Chart and figure data:

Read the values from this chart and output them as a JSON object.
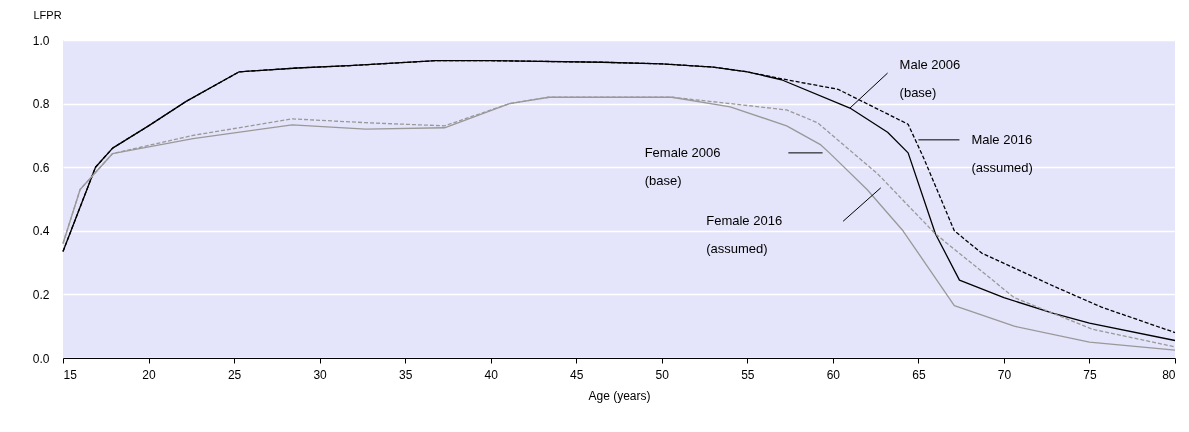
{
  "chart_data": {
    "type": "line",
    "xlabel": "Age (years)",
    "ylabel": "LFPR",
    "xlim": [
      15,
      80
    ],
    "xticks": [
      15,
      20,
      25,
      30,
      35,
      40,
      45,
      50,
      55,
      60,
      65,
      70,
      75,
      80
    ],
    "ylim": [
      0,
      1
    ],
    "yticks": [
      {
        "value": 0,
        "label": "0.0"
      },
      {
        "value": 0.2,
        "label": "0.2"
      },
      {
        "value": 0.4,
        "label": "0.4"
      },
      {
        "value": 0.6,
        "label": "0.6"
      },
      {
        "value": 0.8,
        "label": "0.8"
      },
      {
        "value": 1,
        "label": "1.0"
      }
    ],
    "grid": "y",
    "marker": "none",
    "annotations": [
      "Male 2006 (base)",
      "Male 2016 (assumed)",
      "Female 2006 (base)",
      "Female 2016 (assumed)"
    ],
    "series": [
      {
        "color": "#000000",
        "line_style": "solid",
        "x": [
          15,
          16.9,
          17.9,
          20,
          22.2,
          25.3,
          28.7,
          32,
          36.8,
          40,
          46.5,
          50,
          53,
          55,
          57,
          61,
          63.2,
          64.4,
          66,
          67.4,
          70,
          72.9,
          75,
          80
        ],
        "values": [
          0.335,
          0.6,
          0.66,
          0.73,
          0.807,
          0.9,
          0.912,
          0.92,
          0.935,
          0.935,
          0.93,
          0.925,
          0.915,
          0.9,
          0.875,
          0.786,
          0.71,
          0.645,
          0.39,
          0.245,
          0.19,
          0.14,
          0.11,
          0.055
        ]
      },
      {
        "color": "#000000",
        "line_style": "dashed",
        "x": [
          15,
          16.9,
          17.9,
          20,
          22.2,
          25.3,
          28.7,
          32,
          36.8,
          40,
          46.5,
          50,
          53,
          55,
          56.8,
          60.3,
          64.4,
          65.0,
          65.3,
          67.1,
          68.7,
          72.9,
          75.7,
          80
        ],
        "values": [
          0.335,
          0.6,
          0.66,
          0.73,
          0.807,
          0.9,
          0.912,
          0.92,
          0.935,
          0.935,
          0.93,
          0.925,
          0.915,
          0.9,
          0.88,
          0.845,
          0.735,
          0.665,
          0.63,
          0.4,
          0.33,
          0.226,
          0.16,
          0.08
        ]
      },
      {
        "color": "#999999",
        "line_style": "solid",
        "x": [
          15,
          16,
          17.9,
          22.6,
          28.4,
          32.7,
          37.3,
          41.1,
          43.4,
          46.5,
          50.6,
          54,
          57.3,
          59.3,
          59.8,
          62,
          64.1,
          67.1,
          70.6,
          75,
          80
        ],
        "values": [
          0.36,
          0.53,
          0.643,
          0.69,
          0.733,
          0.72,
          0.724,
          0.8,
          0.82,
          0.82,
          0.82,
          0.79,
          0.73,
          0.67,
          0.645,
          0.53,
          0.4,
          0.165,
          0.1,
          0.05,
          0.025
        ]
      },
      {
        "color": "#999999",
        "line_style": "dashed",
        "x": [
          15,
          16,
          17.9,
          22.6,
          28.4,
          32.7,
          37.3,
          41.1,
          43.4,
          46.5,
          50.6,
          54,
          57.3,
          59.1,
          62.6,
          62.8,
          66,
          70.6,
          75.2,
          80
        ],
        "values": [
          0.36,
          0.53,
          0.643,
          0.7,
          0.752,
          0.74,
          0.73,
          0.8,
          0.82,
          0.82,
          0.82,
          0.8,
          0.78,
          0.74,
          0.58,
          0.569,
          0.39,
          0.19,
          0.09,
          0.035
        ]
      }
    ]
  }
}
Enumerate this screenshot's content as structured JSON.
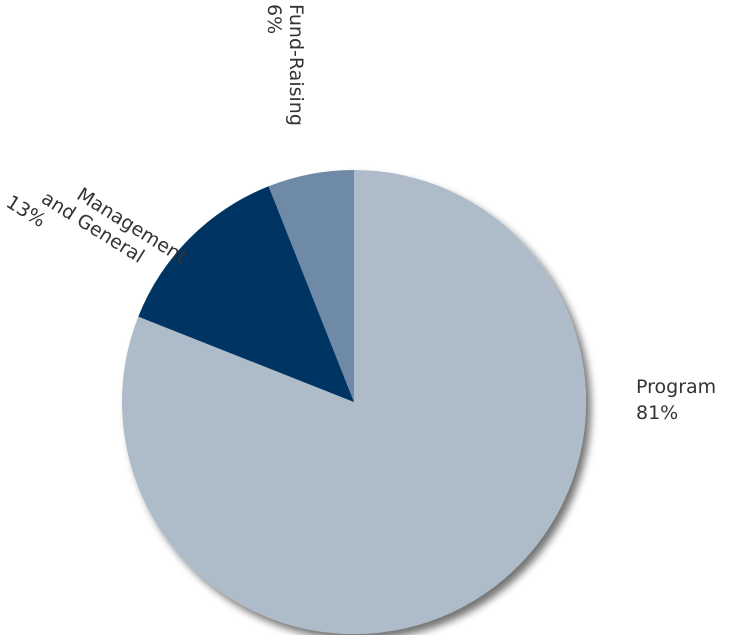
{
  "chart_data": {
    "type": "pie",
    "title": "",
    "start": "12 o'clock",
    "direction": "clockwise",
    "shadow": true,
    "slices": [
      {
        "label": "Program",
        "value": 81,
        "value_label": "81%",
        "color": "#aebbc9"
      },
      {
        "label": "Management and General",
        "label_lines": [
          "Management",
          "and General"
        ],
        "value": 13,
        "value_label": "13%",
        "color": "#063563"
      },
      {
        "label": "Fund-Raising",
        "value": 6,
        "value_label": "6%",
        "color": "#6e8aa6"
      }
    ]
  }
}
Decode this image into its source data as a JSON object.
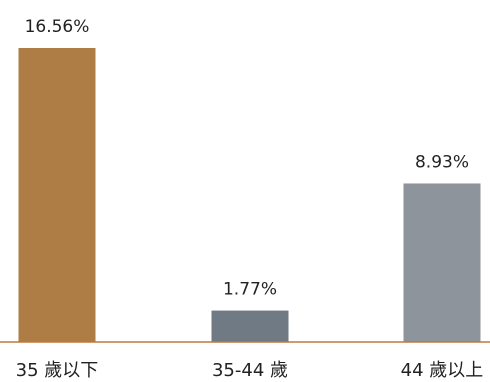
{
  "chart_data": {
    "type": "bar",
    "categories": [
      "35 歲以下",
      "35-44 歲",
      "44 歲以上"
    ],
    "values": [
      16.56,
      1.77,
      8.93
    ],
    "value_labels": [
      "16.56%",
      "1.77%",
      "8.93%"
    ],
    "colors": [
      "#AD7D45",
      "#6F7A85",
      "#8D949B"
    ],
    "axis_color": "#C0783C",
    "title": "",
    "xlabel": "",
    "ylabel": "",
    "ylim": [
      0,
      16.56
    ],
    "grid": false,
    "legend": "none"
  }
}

= WHAT YOU HAVE TO DO =
Omit every picture, then reproduce the rest of the listing exactly.

= CORRECT RESULT =
Read the values from this chart and output them as a JSON object.
{
  "chart_data": {
    "type": "line",
    "xlabel": "Age (years)",
    "ylabel": "LFPR",
    "xlim": [
      15,
      80
    ],
    "xticks": [
      15,
      20,
      25,
      30,
      35,
      40,
      45,
      50,
      55,
      60,
      65,
      70,
      75,
      80
    ],
    "ylim": [
      0,
      1
    ],
    "yticks": [
      {
        "value": 0,
        "label": "0.0"
      },
      {
        "value": 0.2,
        "label": "0.2"
      },
      {
        "value": 0.4,
        "label": "0.4"
      },
      {
        "value": 0.6,
        "label": "0.6"
      },
      {
        "value": 0.8,
        "label": "0.8"
      },
      {
        "value": 1,
        "label": "1.0"
      }
    ],
    "grid": "y",
    "marker": "none",
    "annotations": [
      "Male 2006 (base)",
      "Male 2016 (assumed)",
      "Female 2006 (base)",
      "Female 2016 (assumed)"
    ],
    "series": [
      {
        "color": "#000000",
        "line_style": "solid",
        "x": [
          15,
          16.9,
          17.9,
          20,
          22.2,
          25.3,
          28.7,
          32,
          36.8,
          40,
          46.5,
          50,
          53,
          55,
          57,
          61,
          63.2,
          64.4,
          66,
          67.4,
          70,
          72.9,
          75,
          80
        ],
        "values": [
          0.335,
          0.6,
          0.66,
          0.73,
          0.807,
          0.9,
          0.912,
          0.92,
          0.935,
          0.935,
          0.93,
          0.925,
          0.915,
          0.9,
          0.875,
          0.786,
          0.71,
          0.645,
          0.39,
          0.245,
          0.19,
          0.14,
          0.11,
          0.055
        ]
      },
      {
        "color": "#000000",
        "line_style": "dashed",
        "x": [
          15,
          16.9,
          17.9,
          20,
          22.2,
          25.3,
          28.7,
          32,
          36.8,
          40,
          46.5,
          50,
          53,
          55,
          56.8,
          60.3,
          64.4,
          65.0,
          65.3,
          67.1,
          68.7,
          72.9,
          75.7,
          80
        ],
        "values": [
          0.335,
          0.6,
          0.66,
          0.73,
          0.807,
          0.9,
          0.912,
          0.92,
          0.935,
          0.935,
          0.93,
          0.925,
          0.915,
          0.9,
          0.88,
          0.845,
          0.735,
          0.665,
          0.63,
          0.4,
          0.33,
          0.226,
          0.16,
          0.08
        ]
      },
      {
        "color": "#999999",
        "line_style": "solid",
        "x": [
          15,
          16,
          17.9,
          22.6,
          28.4,
          32.7,
          37.3,
          41.1,
          43.4,
          46.5,
          50.6,
          54,
          57.3,
          59.3,
          59.8,
          62,
          64.1,
          67.1,
          70.6,
          75,
          80
        ],
        "values": [
          0.36,
          0.53,
          0.643,
          0.69,
          0.733,
          0.72,
          0.724,
          0.8,
          0.82,
          0.82,
          0.82,
          0.79,
          0.73,
          0.67,
          0.645,
          0.53,
          0.4,
          0.165,
          0.1,
          0.05,
          0.025
        ]
      },
      {
        "color": "#999999",
        "line_style": "dashed",
        "x": [
          15,
          16,
          17.9,
          22.6,
          28.4,
          32.7,
          37.3,
          41.1,
          43.4,
          46.5,
          50.6,
          54,
          57.3,
          59.1,
          62.6,
          62.8,
          66,
          70.6,
          75.2,
          80
        ],
        "values": [
          0.36,
          0.53,
          0.643,
          0.7,
          0.752,
          0.74,
          0.73,
          0.8,
          0.82,
          0.82,
          0.82,
          0.8,
          0.78,
          0.74,
          0.58,
          0.569,
          0.39,
          0.19,
          0.09,
          0.035
        ]
      }
    ]
  }
}
Enumerate this screenshot's content as structured JSON.
{
  "chart_data": {
    "type": "pie",
    "title": "",
    "start": "12 o'clock",
    "direction": "clockwise",
    "shadow": true,
    "slices": [
      {
        "label": "Program",
        "value": 81,
        "value_label": "81%",
        "color": "#aebbc9"
      },
      {
        "label": "Management and General",
        "label_lines": [
          "Management",
          "and General"
        ],
        "value": 13,
        "value_label": "13%",
        "color": "#063563"
      },
      {
        "label": "Fund-Raising",
        "value": 6,
        "value_label": "6%",
        "color": "#6e8aa6"
      }
    ]
  }
}
Decode this image into its source data as a JSON object.
{
  "chart_data": {
    "type": "bar",
    "categories": [
      "35 歲以下",
      "35-44 歲",
      "44 歲以上"
    ],
    "values": [
      16.56,
      1.77,
      8.93
    ],
    "value_labels": [
      "16.56%",
      "1.77%",
      "8.93%"
    ],
    "colors": [
      "#AD7D45",
      "#6F7A85",
      "#8D949B"
    ],
    "axis_color": "#C0783C",
    "title": "",
    "xlabel": "",
    "ylabel": "",
    "ylim": [
      0,
      16.56
    ],
    "grid": false,
    "legend": "none"
  }
}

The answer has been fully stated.